Exercise requirements: Within the listing below, locate all lines containing the word "median". Copy each one.

Entries with figure data
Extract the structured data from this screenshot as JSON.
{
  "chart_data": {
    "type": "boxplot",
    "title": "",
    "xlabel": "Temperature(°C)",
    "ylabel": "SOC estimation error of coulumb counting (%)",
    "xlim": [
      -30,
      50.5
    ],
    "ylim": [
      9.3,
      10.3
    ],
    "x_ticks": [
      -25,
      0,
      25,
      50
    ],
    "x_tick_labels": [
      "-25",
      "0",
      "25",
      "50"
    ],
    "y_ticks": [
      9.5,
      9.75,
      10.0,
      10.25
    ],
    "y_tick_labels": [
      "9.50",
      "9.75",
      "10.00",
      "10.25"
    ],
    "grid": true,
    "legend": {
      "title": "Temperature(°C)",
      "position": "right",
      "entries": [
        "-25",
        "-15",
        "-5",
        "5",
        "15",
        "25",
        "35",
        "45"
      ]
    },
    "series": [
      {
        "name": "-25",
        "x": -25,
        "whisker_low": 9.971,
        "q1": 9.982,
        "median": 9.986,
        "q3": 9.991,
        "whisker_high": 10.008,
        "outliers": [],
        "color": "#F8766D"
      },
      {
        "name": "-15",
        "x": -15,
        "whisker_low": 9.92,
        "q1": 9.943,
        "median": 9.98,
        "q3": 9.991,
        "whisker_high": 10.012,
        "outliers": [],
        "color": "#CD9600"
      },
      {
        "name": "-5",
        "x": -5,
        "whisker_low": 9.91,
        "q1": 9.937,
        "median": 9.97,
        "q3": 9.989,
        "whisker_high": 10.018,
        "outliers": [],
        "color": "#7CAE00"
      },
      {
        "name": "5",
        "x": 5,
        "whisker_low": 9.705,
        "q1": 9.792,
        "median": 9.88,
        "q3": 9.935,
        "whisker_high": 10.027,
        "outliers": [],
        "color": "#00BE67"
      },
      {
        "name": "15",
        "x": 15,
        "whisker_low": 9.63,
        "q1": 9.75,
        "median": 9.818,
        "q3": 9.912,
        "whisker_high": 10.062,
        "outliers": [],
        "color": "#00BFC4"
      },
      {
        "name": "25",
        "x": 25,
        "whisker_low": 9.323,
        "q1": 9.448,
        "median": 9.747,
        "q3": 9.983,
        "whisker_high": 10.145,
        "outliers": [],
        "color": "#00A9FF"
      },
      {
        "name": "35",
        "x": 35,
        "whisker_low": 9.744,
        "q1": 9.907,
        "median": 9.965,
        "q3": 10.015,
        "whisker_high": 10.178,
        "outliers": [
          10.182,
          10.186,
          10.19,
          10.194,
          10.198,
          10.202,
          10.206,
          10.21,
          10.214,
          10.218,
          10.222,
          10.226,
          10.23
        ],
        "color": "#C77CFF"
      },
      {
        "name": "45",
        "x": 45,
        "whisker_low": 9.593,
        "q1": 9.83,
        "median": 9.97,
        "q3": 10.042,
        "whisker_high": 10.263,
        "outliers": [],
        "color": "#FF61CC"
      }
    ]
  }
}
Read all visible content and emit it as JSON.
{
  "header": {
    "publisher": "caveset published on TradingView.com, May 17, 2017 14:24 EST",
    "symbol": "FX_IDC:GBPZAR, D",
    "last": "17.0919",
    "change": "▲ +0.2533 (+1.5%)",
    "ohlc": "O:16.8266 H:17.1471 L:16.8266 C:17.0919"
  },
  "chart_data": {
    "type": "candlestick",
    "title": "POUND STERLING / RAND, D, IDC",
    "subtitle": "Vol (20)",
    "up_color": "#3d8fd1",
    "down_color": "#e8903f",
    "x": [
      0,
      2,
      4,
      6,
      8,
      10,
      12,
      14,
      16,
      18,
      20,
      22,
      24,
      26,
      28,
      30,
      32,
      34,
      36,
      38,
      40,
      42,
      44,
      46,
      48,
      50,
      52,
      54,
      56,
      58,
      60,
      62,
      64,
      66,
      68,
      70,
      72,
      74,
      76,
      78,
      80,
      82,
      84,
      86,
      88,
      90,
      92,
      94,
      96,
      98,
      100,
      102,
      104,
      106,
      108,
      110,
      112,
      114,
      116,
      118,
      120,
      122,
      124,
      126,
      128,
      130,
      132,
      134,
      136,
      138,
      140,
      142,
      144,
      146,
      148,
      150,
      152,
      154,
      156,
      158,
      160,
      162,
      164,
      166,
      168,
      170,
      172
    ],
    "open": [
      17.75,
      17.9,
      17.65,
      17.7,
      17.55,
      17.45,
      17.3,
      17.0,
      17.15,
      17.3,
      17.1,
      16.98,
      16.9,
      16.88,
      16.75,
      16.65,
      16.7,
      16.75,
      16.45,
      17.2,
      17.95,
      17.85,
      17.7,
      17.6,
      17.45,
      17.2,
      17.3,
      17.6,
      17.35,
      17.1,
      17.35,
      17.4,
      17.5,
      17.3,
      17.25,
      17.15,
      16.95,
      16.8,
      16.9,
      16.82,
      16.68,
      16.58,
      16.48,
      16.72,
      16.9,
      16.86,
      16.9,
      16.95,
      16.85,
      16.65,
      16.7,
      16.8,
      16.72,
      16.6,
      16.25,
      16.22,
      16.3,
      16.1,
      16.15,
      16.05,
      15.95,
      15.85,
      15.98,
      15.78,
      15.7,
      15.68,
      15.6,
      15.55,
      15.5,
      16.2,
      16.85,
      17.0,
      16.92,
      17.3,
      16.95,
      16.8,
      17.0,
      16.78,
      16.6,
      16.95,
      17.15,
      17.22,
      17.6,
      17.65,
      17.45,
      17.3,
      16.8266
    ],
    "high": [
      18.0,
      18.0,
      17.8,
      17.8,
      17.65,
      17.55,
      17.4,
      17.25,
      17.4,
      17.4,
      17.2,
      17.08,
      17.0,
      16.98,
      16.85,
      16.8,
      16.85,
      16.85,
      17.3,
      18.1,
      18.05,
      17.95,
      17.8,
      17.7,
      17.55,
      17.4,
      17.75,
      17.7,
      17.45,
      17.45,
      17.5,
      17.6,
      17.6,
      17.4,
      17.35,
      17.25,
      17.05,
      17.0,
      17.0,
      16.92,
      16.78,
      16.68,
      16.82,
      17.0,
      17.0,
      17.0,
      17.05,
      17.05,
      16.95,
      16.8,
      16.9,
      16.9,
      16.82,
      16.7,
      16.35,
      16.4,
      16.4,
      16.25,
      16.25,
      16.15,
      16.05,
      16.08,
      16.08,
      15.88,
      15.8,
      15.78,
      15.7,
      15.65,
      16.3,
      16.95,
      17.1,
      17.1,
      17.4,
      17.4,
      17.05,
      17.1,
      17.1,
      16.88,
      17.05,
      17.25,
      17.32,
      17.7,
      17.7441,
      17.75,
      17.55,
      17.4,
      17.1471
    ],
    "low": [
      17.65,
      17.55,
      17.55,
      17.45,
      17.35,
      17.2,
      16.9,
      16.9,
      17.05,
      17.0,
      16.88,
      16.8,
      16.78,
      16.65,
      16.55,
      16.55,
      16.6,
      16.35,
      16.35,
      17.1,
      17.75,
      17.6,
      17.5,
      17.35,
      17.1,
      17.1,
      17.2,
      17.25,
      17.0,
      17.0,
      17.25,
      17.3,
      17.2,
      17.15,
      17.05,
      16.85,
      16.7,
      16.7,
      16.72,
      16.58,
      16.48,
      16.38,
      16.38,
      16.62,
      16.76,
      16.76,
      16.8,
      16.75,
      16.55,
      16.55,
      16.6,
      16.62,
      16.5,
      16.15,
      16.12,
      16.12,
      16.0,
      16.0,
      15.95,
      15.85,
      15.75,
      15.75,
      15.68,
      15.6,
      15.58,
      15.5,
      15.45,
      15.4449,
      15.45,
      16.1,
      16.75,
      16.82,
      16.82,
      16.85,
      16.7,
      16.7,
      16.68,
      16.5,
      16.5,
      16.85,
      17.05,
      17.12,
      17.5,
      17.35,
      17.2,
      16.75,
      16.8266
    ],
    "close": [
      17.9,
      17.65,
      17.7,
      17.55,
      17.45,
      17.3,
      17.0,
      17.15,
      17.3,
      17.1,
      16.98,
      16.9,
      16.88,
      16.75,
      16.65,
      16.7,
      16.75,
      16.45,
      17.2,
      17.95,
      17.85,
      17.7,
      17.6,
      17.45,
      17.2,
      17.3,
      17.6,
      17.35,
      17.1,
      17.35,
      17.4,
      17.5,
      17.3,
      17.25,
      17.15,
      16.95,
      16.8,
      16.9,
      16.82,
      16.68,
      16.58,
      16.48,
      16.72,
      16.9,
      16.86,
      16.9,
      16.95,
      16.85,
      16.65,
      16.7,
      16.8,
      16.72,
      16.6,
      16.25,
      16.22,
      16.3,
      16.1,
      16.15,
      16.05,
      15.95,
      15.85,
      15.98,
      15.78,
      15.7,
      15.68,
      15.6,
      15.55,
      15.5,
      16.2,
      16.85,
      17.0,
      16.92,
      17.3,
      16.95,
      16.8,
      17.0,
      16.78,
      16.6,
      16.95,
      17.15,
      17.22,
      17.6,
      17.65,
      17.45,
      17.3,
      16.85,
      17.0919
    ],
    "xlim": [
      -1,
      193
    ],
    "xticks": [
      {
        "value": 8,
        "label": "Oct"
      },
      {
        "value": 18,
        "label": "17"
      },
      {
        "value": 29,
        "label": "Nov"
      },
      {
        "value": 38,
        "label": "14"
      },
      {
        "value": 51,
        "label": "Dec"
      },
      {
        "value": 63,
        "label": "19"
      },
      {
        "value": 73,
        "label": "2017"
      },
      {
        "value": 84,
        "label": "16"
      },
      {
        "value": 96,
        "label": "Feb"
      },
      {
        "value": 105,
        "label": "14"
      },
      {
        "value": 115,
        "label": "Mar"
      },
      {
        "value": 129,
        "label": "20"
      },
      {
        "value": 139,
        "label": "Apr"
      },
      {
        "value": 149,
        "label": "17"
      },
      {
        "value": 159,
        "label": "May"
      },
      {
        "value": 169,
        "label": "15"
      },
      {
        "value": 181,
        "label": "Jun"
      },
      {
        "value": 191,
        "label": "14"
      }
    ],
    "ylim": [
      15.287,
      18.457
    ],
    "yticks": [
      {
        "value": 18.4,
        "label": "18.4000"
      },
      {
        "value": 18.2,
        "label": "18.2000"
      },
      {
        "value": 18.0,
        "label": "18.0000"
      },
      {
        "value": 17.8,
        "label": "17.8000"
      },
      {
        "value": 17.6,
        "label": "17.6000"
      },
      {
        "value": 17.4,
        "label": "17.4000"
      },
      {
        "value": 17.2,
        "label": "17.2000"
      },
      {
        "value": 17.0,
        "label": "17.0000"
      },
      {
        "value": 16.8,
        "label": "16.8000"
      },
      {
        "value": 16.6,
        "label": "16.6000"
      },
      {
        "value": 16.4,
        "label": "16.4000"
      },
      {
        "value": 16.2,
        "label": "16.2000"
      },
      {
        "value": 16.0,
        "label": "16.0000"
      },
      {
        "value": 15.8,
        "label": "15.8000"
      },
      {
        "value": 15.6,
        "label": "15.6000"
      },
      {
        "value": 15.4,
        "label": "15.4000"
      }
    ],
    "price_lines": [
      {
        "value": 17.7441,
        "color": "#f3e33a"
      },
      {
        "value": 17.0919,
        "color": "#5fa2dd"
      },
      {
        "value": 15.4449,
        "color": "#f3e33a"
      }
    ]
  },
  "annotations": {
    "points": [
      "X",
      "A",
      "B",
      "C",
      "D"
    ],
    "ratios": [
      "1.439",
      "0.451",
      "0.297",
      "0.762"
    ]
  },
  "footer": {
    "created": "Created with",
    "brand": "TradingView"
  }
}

Response for this exercise:
        "median": 9.986,
        "median": 9.98,
        "median": 9.97,
        "median": 9.88,
        "median": 9.818,
        "median": 9.747,
        "median": 9.965,
        "median": 9.97,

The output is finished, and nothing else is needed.